──────── Data extract

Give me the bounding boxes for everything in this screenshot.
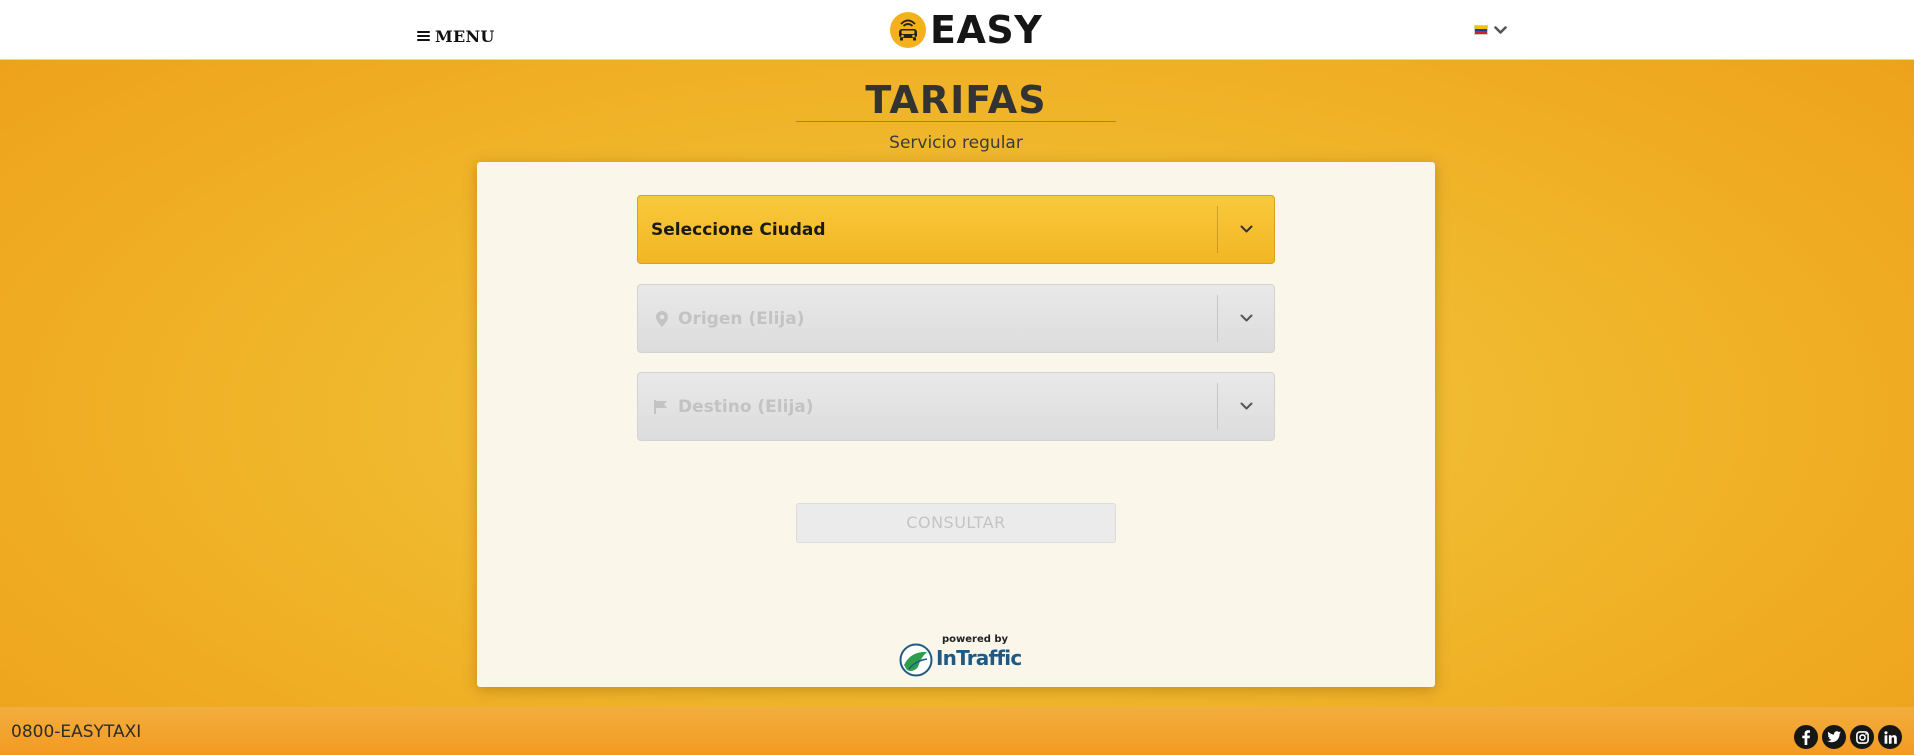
linkedin-icon[interactable] bbox=[1878, 725, 1902, 749]
menu-label: MENU bbox=[435, 26, 495, 46]
chevron-down-icon bbox=[1218, 402, 1274, 411]
taxi-icon bbox=[890, 12, 926, 48]
language-selector[interactable] bbox=[1474, 25, 1507, 35]
page-subtitle: Servicio regular bbox=[889, 133, 1023, 153]
top-navbar: MENU EASY bbox=[0, 0, 1914, 60]
chevron-down-icon bbox=[1494, 25, 1507, 34]
fare-form-card: Seleccione Ciudad Origen (Elija) Destino… bbox=[477, 162, 1435, 687]
city-select-label: Seleccione Ciudad bbox=[651, 219, 826, 240]
intraffic-globe-icon bbox=[899, 643, 933, 677]
chevron-down-icon bbox=[1218, 225, 1274, 234]
consult-button[interactable]: CONSULTAR bbox=[796, 503, 1116, 543]
title-divider bbox=[796, 121, 1116, 122]
hamburger-icon bbox=[417, 30, 430, 42]
city-select[interactable]: Seleccione Ciudad bbox=[637, 195, 1275, 264]
chevron-down-icon bbox=[1218, 314, 1274, 323]
destination-select-label: Destino (Elija) bbox=[678, 396, 814, 417]
logo-wordmark: EASY bbox=[930, 8, 1043, 52]
destination-select[interactable]: Destino (Elija) bbox=[637, 372, 1275, 441]
flag-stripe-red bbox=[1475, 31, 1487, 35]
intraffic-wordmark: InTraffic bbox=[936, 646, 1022, 670]
page-title: TARIFAS bbox=[865, 78, 1047, 122]
footer-bar: 0800-EASYTAXI bbox=[0, 707, 1914, 755]
flag-icon bbox=[638, 399, 678, 414]
origin-select-label: Origen (Elija) bbox=[678, 308, 805, 329]
powered-by-caption: powered by bbox=[942, 634, 1009, 645]
easy-logo[interactable]: EASY bbox=[890, 10, 1042, 50]
map-pin-icon bbox=[638, 310, 678, 327]
twitter-icon[interactable] bbox=[1822, 725, 1846, 749]
powered-by-intraffic[interactable]: powered by InTraffic bbox=[899, 634, 1022, 678]
facebook-icon[interactable] bbox=[1794, 725, 1818, 749]
social-links bbox=[1794, 725, 1902, 749]
origin-select[interactable]: Origen (Elija) bbox=[637, 284, 1275, 353]
venezuela-flag-icon bbox=[1474, 25, 1488, 35]
phone-number[interactable]: 0800-EASYTAXI bbox=[11, 721, 141, 743]
instagram-icon[interactable] bbox=[1850, 725, 1874, 749]
menu-button[interactable]: MENU bbox=[417, 25, 495, 47]
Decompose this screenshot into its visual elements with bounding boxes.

────────────────

* _Your goal_
Return every line of the listing above without any change, leaving out the picture.

* _Answer to this problem_
Give me the bounding boxes for everything in this screenshot.
linkedin-icon[interactable] bbox=[1878, 725, 1902, 749]
menu-label: MENU bbox=[435, 26, 495, 46]
chevron-down-icon bbox=[1218, 402, 1274, 411]
taxi-icon bbox=[890, 12, 926, 48]
language-selector[interactable] bbox=[1474, 25, 1507, 35]
page-subtitle: Servicio regular bbox=[889, 133, 1023, 153]
top-navbar: MENU EASY bbox=[0, 0, 1914, 60]
chevron-down-icon bbox=[1494, 25, 1507, 34]
fare-form-card: Seleccione Ciudad Origen (Elija) Destino… bbox=[477, 162, 1435, 687]
city-select-label: Seleccione Ciudad bbox=[651, 219, 826, 240]
intraffic-globe-icon bbox=[899, 643, 933, 677]
chevron-down-icon bbox=[1218, 225, 1274, 234]
consult-button[interactable]: CONSULTAR bbox=[796, 503, 1116, 543]
title-divider bbox=[796, 121, 1116, 122]
hamburger-icon bbox=[417, 30, 430, 42]
city-select[interactable]: Seleccione Ciudad bbox=[637, 195, 1275, 264]
chevron-down-icon bbox=[1218, 314, 1274, 323]
destination-select-label: Destino (Elija) bbox=[678, 396, 814, 417]
logo-wordmark: EASY bbox=[930, 8, 1043, 52]
destination-select[interactable]: Destino (Elija) bbox=[637, 372, 1275, 441]
flag-stripe-red bbox=[1475, 31, 1487, 35]
intraffic-wordmark: InTraffic bbox=[936, 646, 1022, 670]
page-title: TARIFAS bbox=[865, 78, 1047, 122]
footer-bar: 0800-EASYTAXI bbox=[0, 707, 1914, 755]
flag-icon bbox=[638, 399, 678, 414]
origin-select-label: Origen (Elija) bbox=[678, 308, 805, 329]
powered-by-caption: powered by bbox=[942, 634, 1009, 645]
easy-logo[interactable]: EASY bbox=[890, 10, 1042, 50]
map-pin-icon bbox=[638, 310, 678, 327]
twitter-icon[interactable] bbox=[1822, 725, 1846, 749]
powered-by-intraffic[interactable]: powered by InTraffic bbox=[899, 634, 1022, 678]
facebook-icon[interactable] bbox=[1794, 725, 1818, 749]
social-links bbox=[1794, 725, 1902, 749]
origin-select[interactable]: Origen (Elija) bbox=[637, 284, 1275, 353]
venezuela-flag-icon bbox=[1474, 25, 1488, 35]
phone-number[interactable]: 0800-EASYTAXI bbox=[11, 721, 141, 743]
instagram-icon[interactable] bbox=[1850, 725, 1874, 749]
menu-button[interactable]: MENU bbox=[417, 25, 495, 47]
Decompose this screenshot into its visual elements with bounding boxes.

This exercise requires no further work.